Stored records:
------------------------------------

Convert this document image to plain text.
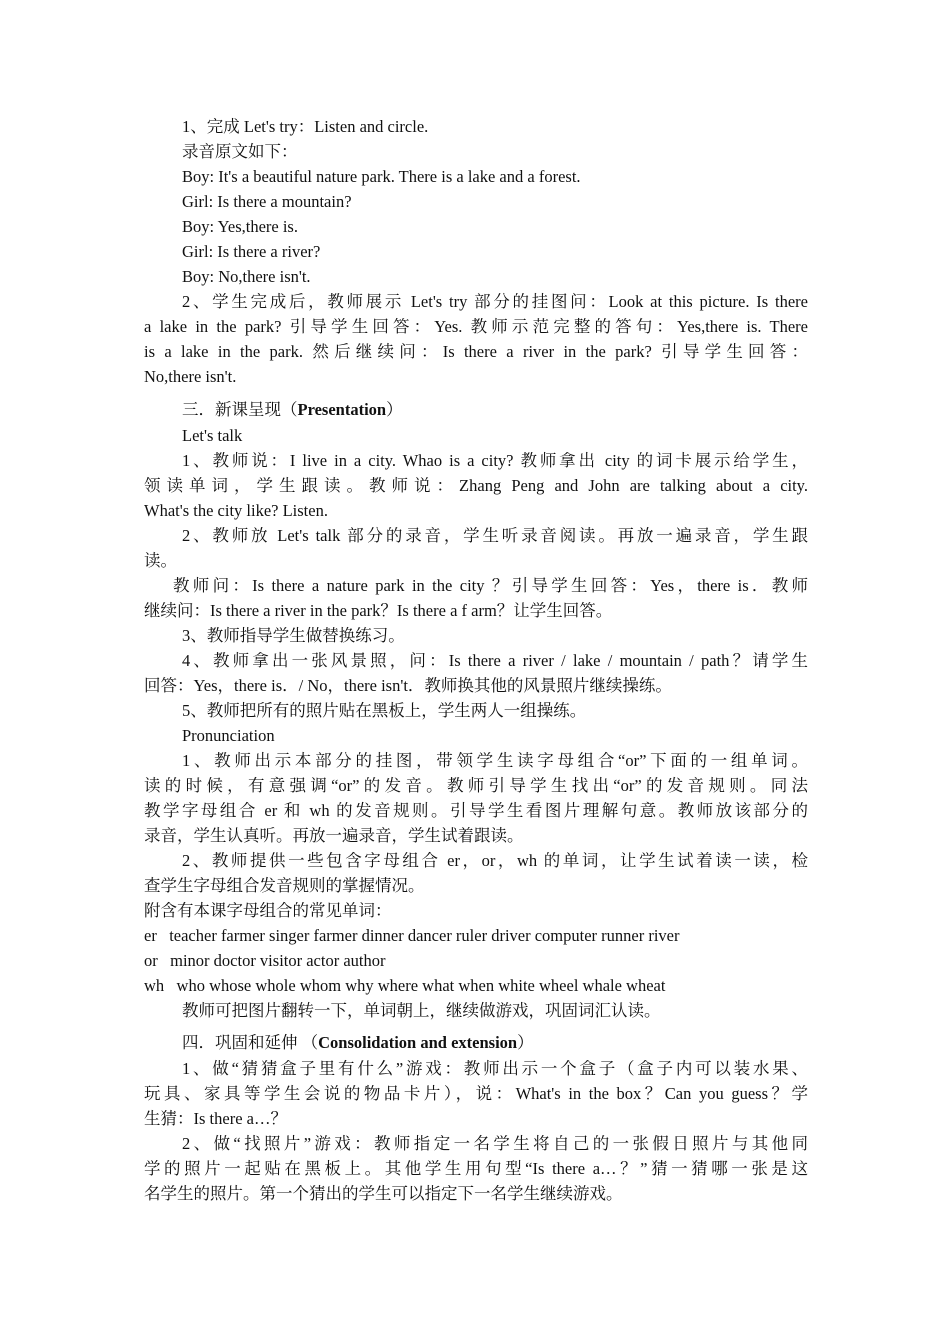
1、完成 Let's try：Listen and circle.
录音原文如下：
Boy: It's a beautiful nature park. There is a lake and a forest.
Girl: Is there a mountain?
Boy: Yes,there is.
Girl: Is there a river?
Boy: No,there isn't.
2、学生完成后，教师展示 Let's try 部分的挂图问：Look at this picture. Is there
a lake in the park? 引导学生回答：Yes. 教师示范完整的答句：Yes,there is. There
is a lake in the park. 然后继续问：Is there a river in the park? 引导学生回答：
No,there isn't.
三．新课呈现（Presentation）
Let's talk
1、教师说：I live in a city. Whao is a city? 教师拿出 city 的词卡展示给学生，
领读单词，学生跟读。教师说：Zhang Peng and John are talking about a city.
What's the city like? Listen.
2、教师放 Let's talk 部分的录音，学生听录音阅读。再放一遍录音，学生跟
读。
教师问：Is there a nature park in the city ？引导学生回答：Yes，there is．教师
继续问：Is there a river in the park？Is there a f arm？让学生回答。
3、教师指导学生做替换练习。
4、教师拿出一张风景照，问：Is there a river / lake / mountain / path？请学生
回答：Yes，there is．/ No，there isn't．教师换其他的风景照片继续操练。
5、教师把所有的照片贴在黑板上，学生两人一组操练。
Pronunciation
1、教师出示本部分的挂图，带领学生读字母组合“or”下面的一组单词。
读的时候，有意强调“or”的发音。教师引导学生找出“or”的发音规则。同法
教学字母组合 er 和 wh 的发音规则。引导学生看图片理解句意。教师放该部分的
录音，学生认真听。再放一遍录音，学生试着跟读。
2、教师提供一些包含字母组合 er，or，wh 的单词，让学生试着读一读，检
查学生字母组合发音规则的掌握情况。
附含有本课字母组合的常见单词：
er   teacher farmer singer farmer dinner dancer ruler driver computer runner river
or   minor doctor visitor actor author
wh   who whose whole whom why where what when white wheel whale wheat
教师可把图片翻转一下，单词朝上，继续做游戏，巩固词汇认读。
四．巩固和延伸 （Consolidation and extension）
1、做“猜猜盒子里有什么”游戏：教师出示一个盒子（盒子内可以装水果、
玩具、家具等学生会说的物品卡片），说：What's in the box？Can you guess？学
生猜：Is there a…？
2、做“找照片”游戏：教师指定一名学生将自己的一张假日照片与其他同
学的照片一起贴在黑板上。其他学生用句型“Is there a…？”猜一猜哪一张是这
名学生的照片。第一个猜出的学生可以指定下一名学生继续游戏。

------------------------------------

◆ TASK GOAL ◆
Every line in the data that holds "nature" should be copied out.

◆ FINISHED EXERCISE ◆
Boy: It's a beautiful nature park. There is a lake and a forest.
教师问：Is there a nature park in the city ？引导学生回答：Yes，there is．教师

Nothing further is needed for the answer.